Copy out each line exactly; pictures stay out of the copy.

[Start]

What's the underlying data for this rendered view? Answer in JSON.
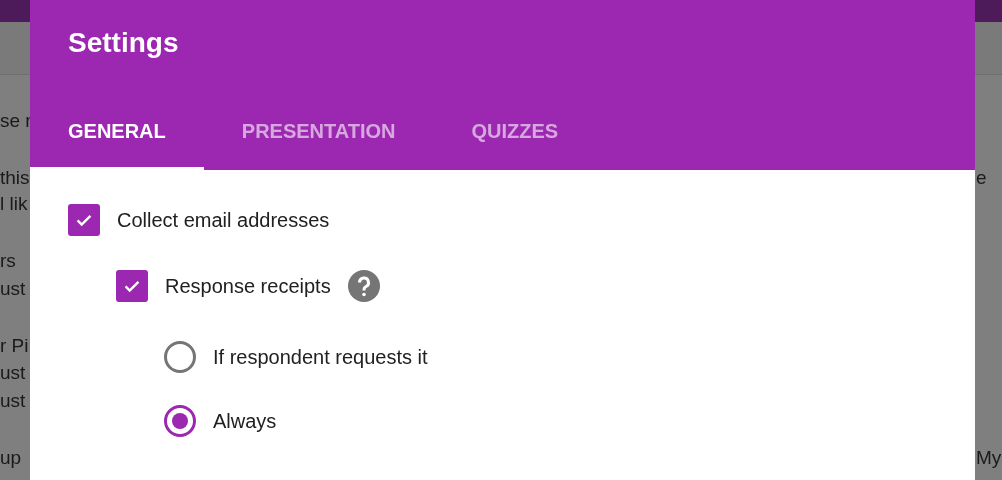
{
  "background": {
    "left_fragments": [
      "se r",
      "this",
      "l lik",
      "rs",
      "ust",
      "r Pi",
      "ust",
      "ust",
      "up"
    ],
    "right_fragments": [
      "e",
      "My"
    ]
  },
  "dialog": {
    "title": "Settings",
    "tabs": [
      {
        "label": "GENERAL",
        "selected": true
      },
      {
        "label": "PRESENTATION",
        "selected": false
      },
      {
        "label": "QUIZZES",
        "selected": false
      }
    ],
    "options": [
      {
        "kind": "checkbox",
        "label": "Collect email addresses",
        "checked": true,
        "help": false,
        "children": [
          {
            "kind": "checkbox",
            "label": "Response receipts",
            "checked": true,
            "help": true,
            "children": [
              {
                "kind": "radio",
                "label": "If respondent requests it",
                "selected": false
              },
              {
                "kind": "radio",
                "label": "Always",
                "selected": true
              }
            ]
          }
        ]
      }
    ]
  }
}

[End]

● **Answer for the task**:
What's the underlying data for this rendered view? Answer in JSON.
{
  "background": {
    "left_fragments": [
      "se r",
      "this",
      "l lik",
      "rs",
      "ust",
      "r Pi",
      "ust",
      "ust",
      "up"
    ],
    "right_fragments": [
      "e",
      "My"
    ]
  },
  "dialog": {
    "title": "Settings",
    "tabs": [
      {
        "label": "GENERAL",
        "selected": true
      },
      {
        "label": "PRESENTATION",
        "selected": false
      },
      {
        "label": "QUIZZES",
        "selected": false
      }
    ],
    "options": [
      {
        "kind": "checkbox",
        "label": "Collect email addresses",
        "checked": true,
        "help": false,
        "children": [
          {
            "kind": "checkbox",
            "label": "Response receipts",
            "checked": true,
            "help": true,
            "children": [
              {
                "kind": "radio",
                "label": "If respondent requests it",
                "selected": false
              },
              {
                "kind": "radio",
                "label": "Always",
                "selected": true
              }
            ]
          }
        ]
      }
    ]
  }
}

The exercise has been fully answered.